**Stated problem**. Draw out every line with the word "Умнова" from the listing below.

(Dataset excerpt)

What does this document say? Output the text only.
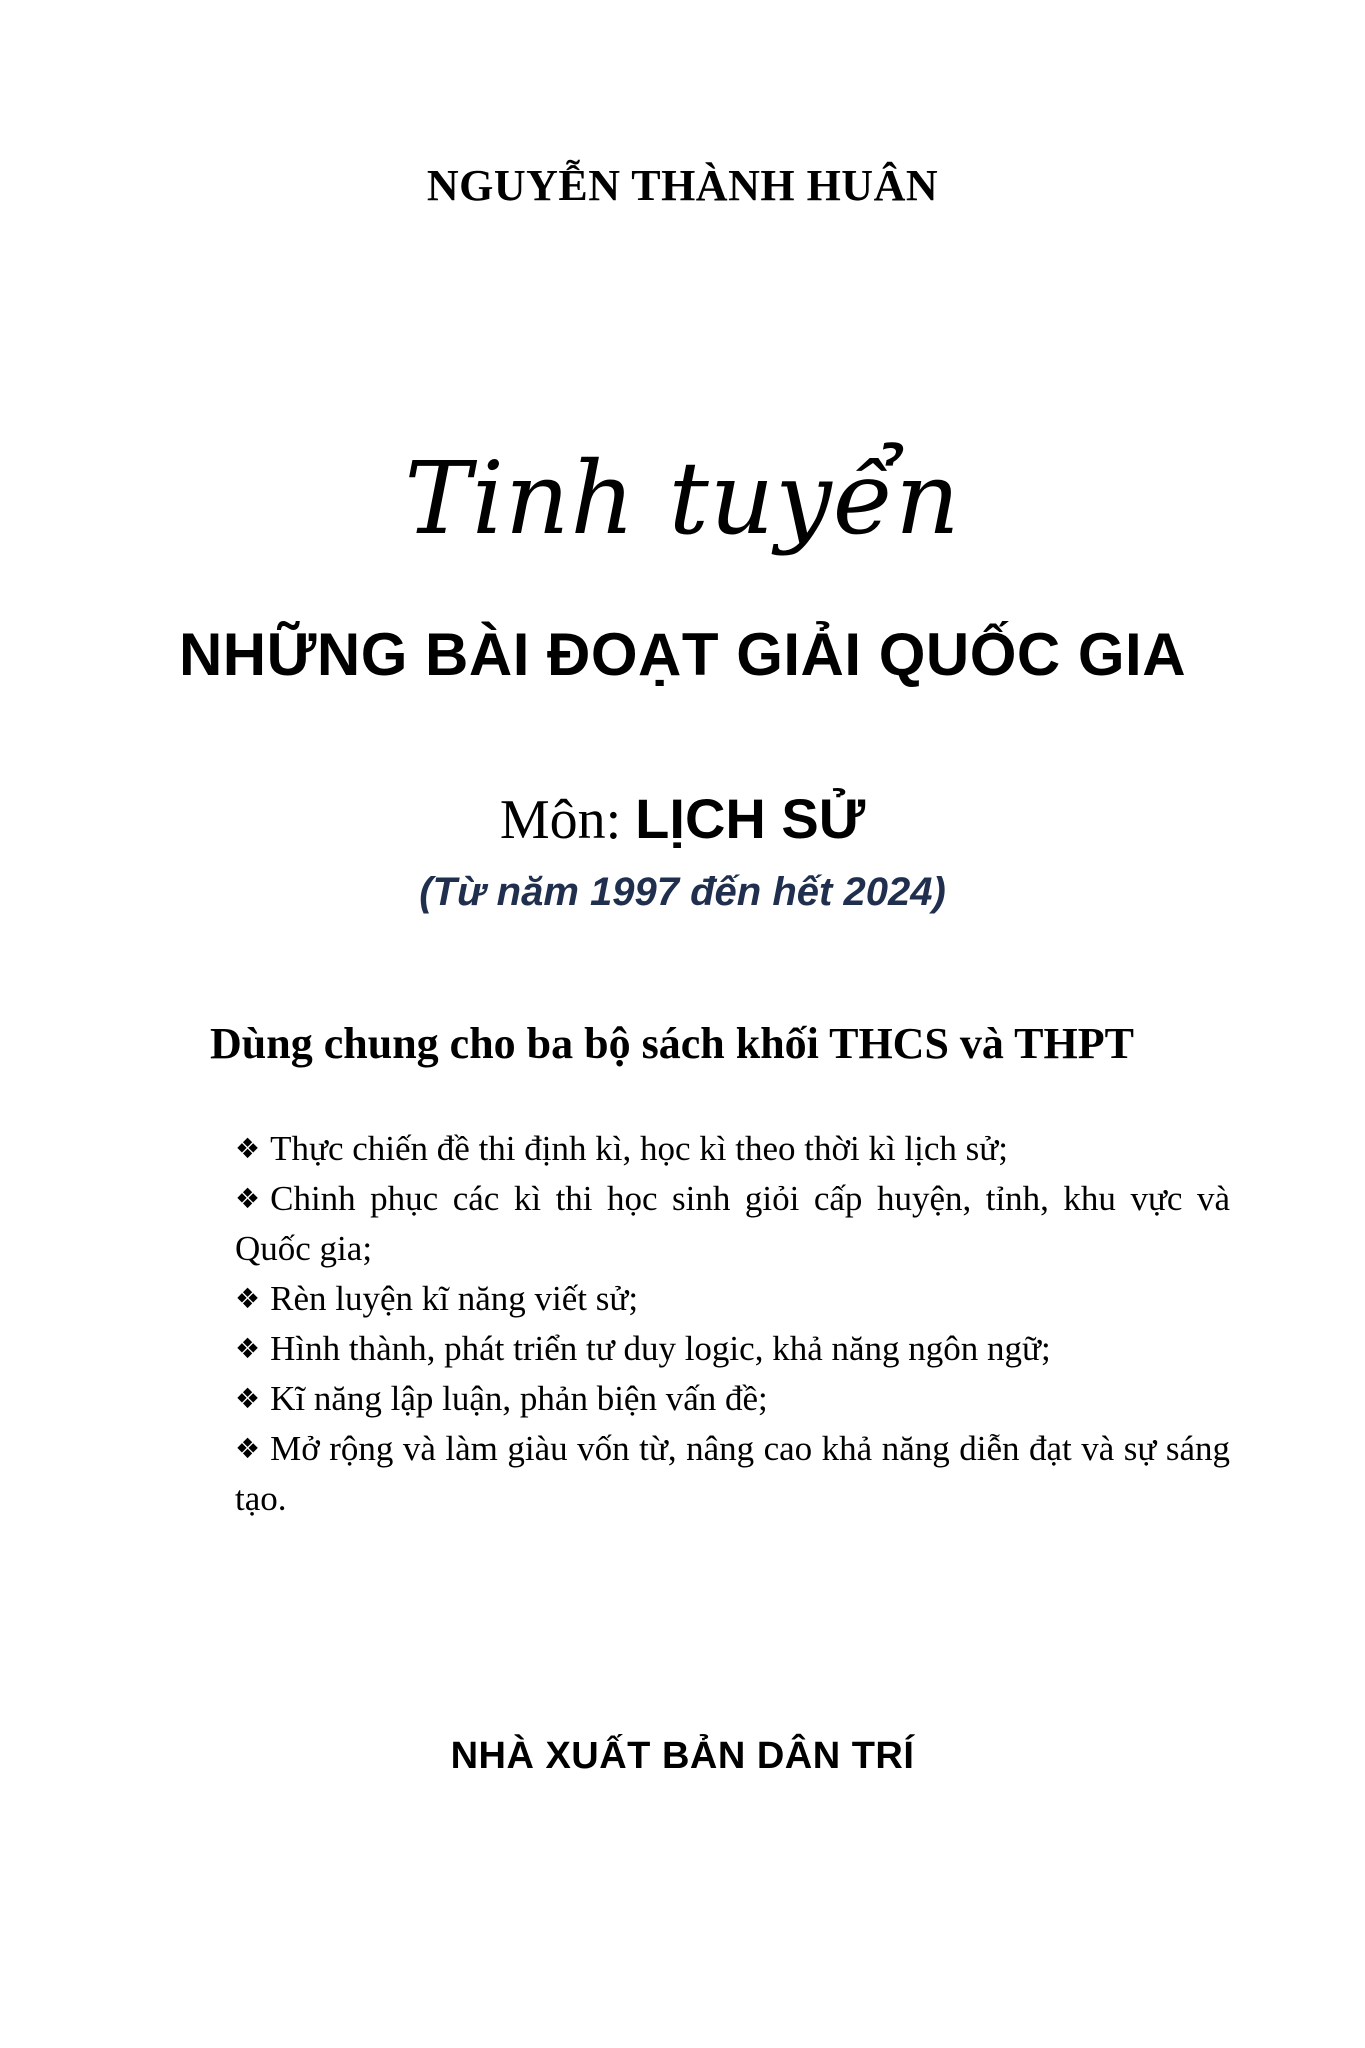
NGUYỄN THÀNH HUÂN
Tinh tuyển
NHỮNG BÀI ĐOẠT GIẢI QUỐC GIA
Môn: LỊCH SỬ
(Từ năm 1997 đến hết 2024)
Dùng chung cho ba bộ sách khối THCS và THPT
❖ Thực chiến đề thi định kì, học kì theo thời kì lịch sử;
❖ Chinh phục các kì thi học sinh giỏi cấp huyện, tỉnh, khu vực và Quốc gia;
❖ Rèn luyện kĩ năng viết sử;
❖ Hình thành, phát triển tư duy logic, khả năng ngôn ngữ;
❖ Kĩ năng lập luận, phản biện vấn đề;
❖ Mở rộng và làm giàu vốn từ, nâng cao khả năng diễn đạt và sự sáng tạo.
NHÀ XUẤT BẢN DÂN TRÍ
...
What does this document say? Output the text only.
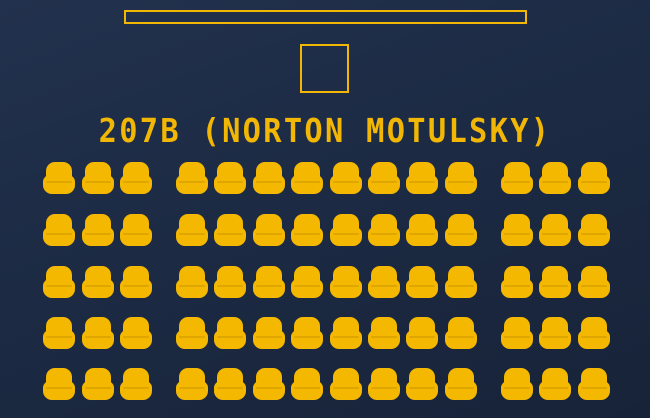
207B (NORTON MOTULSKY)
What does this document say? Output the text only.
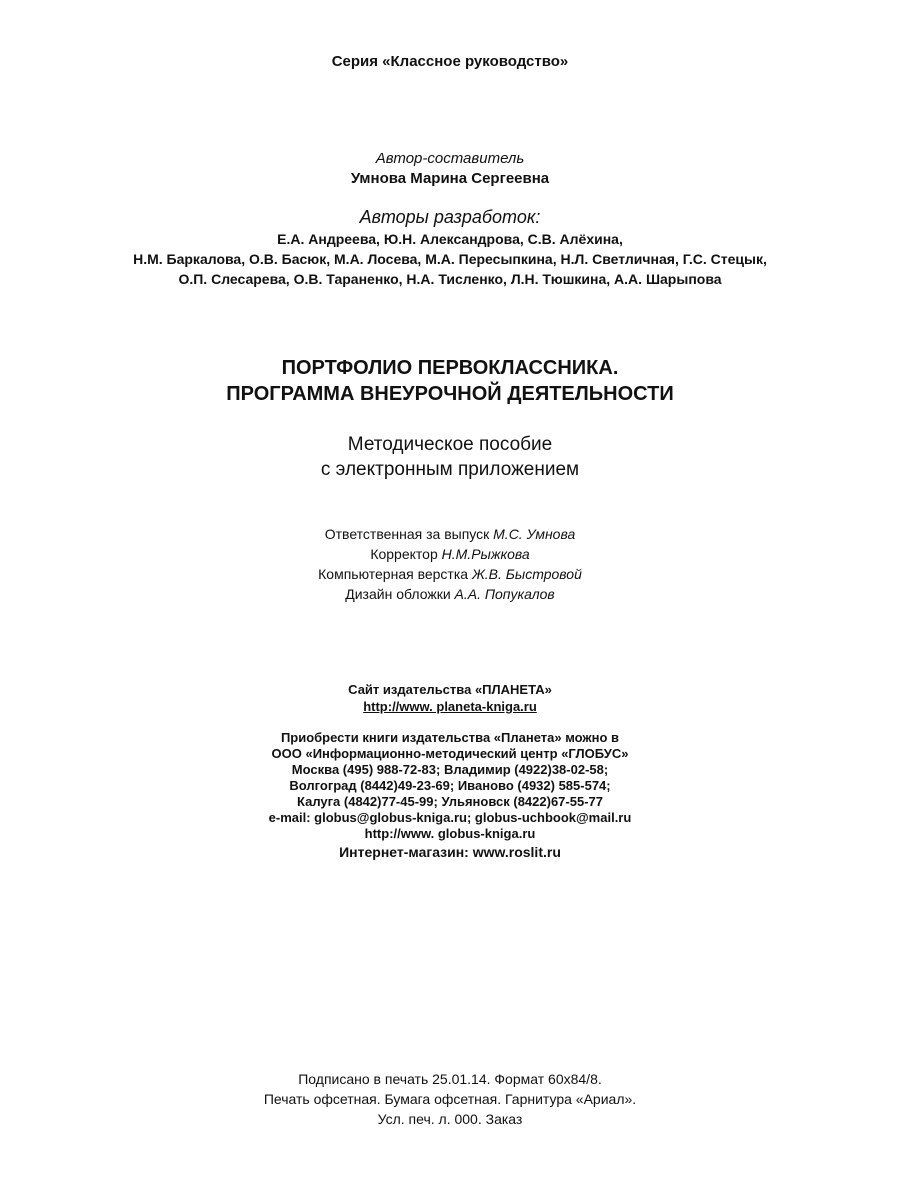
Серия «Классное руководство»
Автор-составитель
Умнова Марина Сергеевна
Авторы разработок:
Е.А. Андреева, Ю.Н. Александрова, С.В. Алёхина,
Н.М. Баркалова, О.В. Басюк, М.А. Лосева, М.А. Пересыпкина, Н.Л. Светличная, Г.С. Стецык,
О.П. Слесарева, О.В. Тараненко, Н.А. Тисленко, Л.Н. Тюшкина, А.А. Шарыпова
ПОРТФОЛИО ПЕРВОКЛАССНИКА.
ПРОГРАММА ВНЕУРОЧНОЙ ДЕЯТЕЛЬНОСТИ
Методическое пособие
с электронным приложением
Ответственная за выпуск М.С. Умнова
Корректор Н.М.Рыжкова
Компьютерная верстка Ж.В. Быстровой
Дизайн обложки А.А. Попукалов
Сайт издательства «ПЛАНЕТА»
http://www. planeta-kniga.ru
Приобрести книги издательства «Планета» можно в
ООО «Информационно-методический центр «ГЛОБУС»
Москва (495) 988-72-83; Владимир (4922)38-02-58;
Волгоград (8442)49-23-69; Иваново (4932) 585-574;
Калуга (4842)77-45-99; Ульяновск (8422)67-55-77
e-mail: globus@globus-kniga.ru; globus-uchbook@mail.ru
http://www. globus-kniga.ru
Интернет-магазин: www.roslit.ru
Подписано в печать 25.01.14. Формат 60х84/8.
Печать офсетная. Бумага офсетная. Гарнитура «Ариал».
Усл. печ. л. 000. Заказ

**Answer for the task**.
Умнова Марина Сергеевна
Ответственная за выпуск М.С. Умнова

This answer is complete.